#### Yönerge A
Metne göre tüm T.C. vatandaşları hangi tarihten beri otomatik olarak SGK'lı?
#### Yönerge B
Kayıtların en başından başlayıp "q29-option-c: C：4 [187,242,254,271]" içeren satırla biten kısmı, iki ucu da dahil ederek hiç değiştirmeden geri ver.
━━━ Metin
Sosyal
sigortalar ile genel sağlık sigortası bakımından kişileri güvence altına almak;
bu sigortalardan yararlanacak kişileri ve sağlanacak hakları, bu haklardan
yararlanma şartları ile finansman ve karşılanma yöntemlerini belirlemek; sosyal
sigortaların ve genel sağlık sigortasının işleyişi ile ilgili usûl ve esasları
düzenlemek amacı ile SOSYAL SİGORTALAR VE GENEL SAĞLIK SİGORTASI KANUNU çıkartıldı ve yürürlüğe girdi…
Ve,
Bu
Kanun; sosyal sigortalar ile genel sağlık sigortasından yararlanacak kişileri,
işverenleri, sağlık hizmeti sunucularını, bu Kanunun uygulanması bakımından
gerçek kişiler ile her türlü kamu ve özel hukuk tüzel kişilerini ve tüzel
kişiliği olmayan diğer kurum ve kuruluşları kapsıyor….
Ve,
01.01.2012 tarihinden beri tüm T.C.
vatandaşları otomatikmen SGK lı oldu….
İlk
bakışta sosyal bir devlet olduk… vatandaşın sağlık ve sosyal güvenlik sorunları
bir anda ortadan kalktı gibi değil mi? Hatta Başbakanımız defalarca bunu dile
getirdi… “vatandaşımın sağlık sorununu çözdük” diyerek konuştu… anlattı…
Şimdi
br de uygulamasına bakalım….
Tüm 18 yaşına gelmiş ve üstüne geçmiş TC
vatandaşları SGK kapsamına alındı… alındı da… bu SGK prim ister…. Primi kim
ödeyecek?
Eğer
bir türlü senin adına ödeyen bir kurum yoksa sen kendin ödeyeceksin… ya gelir
testi yaptıracaksın ve çıkan sonuca göre ödeyeceksin… ya da aylık 212 küsur TL yi gidip paşa paşa
yatıracaksın dediler…
Eğer
ayda 30 gün çalışmıyorsan da 30
g üne primini tamamlayacaksın dediler…
Bütün
bunları yaparsan primlerini de tıkır tıkır ödersen… sana SGK hizmet sunuyor…
Amma….
Diyelim herhangi bir nedenle ödemedim…
1-
hizmet
alamıyorum
2-
borcluluğum
her ay hizmet almışım gibi devam ediyor…
Bu
da yetmiyor…
Benim
oğlum 18 yaşına gelince…. Eğer okula gitmiyor ise, çalışmasa bile
o da prim ödemekle yükümlü….
━━━━━━
━━━ Gösterilen Bilgiler
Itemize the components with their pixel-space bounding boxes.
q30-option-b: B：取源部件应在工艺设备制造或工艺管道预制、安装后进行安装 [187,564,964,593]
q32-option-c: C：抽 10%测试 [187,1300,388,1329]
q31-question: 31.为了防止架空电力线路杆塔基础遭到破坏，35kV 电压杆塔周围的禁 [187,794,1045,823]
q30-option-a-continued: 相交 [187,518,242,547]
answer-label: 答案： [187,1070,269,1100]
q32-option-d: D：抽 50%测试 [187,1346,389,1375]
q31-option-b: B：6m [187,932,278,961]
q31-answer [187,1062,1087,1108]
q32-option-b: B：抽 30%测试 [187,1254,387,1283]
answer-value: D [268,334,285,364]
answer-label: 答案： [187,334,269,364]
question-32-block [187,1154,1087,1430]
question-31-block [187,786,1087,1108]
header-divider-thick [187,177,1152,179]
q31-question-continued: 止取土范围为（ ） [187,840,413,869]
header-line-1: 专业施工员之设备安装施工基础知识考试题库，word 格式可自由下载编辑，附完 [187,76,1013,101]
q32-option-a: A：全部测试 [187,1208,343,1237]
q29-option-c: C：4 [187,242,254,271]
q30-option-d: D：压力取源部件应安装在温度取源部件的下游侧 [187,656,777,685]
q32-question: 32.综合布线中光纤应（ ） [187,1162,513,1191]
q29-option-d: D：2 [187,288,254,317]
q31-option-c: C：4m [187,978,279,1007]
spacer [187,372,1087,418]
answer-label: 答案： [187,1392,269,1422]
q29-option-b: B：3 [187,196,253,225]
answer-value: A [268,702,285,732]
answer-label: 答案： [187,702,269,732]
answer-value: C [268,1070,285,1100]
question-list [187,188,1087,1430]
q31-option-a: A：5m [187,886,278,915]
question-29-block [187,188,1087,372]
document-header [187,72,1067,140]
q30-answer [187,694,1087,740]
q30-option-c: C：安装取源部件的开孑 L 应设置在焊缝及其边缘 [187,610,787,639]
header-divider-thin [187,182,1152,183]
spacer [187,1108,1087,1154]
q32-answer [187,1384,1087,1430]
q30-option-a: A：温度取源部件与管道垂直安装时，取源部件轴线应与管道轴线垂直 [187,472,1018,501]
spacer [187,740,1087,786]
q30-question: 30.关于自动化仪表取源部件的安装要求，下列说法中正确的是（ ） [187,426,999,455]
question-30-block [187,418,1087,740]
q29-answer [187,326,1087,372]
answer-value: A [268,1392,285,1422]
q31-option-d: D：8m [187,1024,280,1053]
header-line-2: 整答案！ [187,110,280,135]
━━━━━━
#### Tam Cevap A
01.01.2012 tarihinden beri.

#### Tam Cevap B
Itemize the components with their pixel-space bounding boxes.
q30-option-b: B：取源部件应在工艺设备制造或工艺管道预制、安装后进行安装 [187,564,964,593]
q32-option-c: C：抽 10%测试 [187,1300,388,1329]
q31-question: 31.为了防止架空电力线路杆塔基础遭到破坏，35kV 电压杆塔周围的禁 [187,794,1045,823]
q30-option-a-continued: 相交 [187,518,242,547]
answer-label: 答案： [187,1070,269,1100]
q32-option-d: D：抽 50%测试 [187,1346,389,1375]
q31-option-b: B：6m [187,932,278,961]
q31-answer [187,1062,1087,1108]
q32-option-b: B：抽 30%测试 [187,1254,387,1283]
answer-value: D [268,334,285,364]
answer-label: 答案： [187,334,269,364]
question-32-block [187,1154,1087,1430]
question-31-block [187,786,1087,1108]
header-divider-thick [187,177,1152,179]
q31-question-continued: 止取土范围为（ ） [187,840,413,869]
header-line-1: 专业施工员之设备安装施工基础知识考试题库，word 格式可自由下载编辑，附完 [187,76,1013,101]
q32-option-a: A：全部测试 [187,1208,343,1237]
q29-option-c: C：4 [187,242,254,271]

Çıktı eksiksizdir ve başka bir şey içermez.